[Set task]: Track down the lines that contain "дівч" and copy them.
-------- Provided records
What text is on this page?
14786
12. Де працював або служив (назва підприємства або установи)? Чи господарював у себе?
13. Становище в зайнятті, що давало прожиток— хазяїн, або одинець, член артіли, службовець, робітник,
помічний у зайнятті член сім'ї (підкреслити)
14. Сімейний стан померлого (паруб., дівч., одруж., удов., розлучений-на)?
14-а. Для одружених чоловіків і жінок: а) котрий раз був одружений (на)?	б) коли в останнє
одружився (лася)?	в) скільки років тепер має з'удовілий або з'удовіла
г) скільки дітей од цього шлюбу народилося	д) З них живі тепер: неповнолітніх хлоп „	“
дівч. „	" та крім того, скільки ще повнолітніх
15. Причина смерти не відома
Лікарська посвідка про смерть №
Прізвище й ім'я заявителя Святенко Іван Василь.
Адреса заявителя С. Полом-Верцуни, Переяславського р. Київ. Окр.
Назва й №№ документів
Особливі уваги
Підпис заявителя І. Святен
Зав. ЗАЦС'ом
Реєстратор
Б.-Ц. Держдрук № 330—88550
----------------
[Exercise output]:
14. Сімейний стан померлого (паруб., дівч., одруж., удов., розлучений-на)?
дівч. „	" та крім того, скільки ще повнолітніх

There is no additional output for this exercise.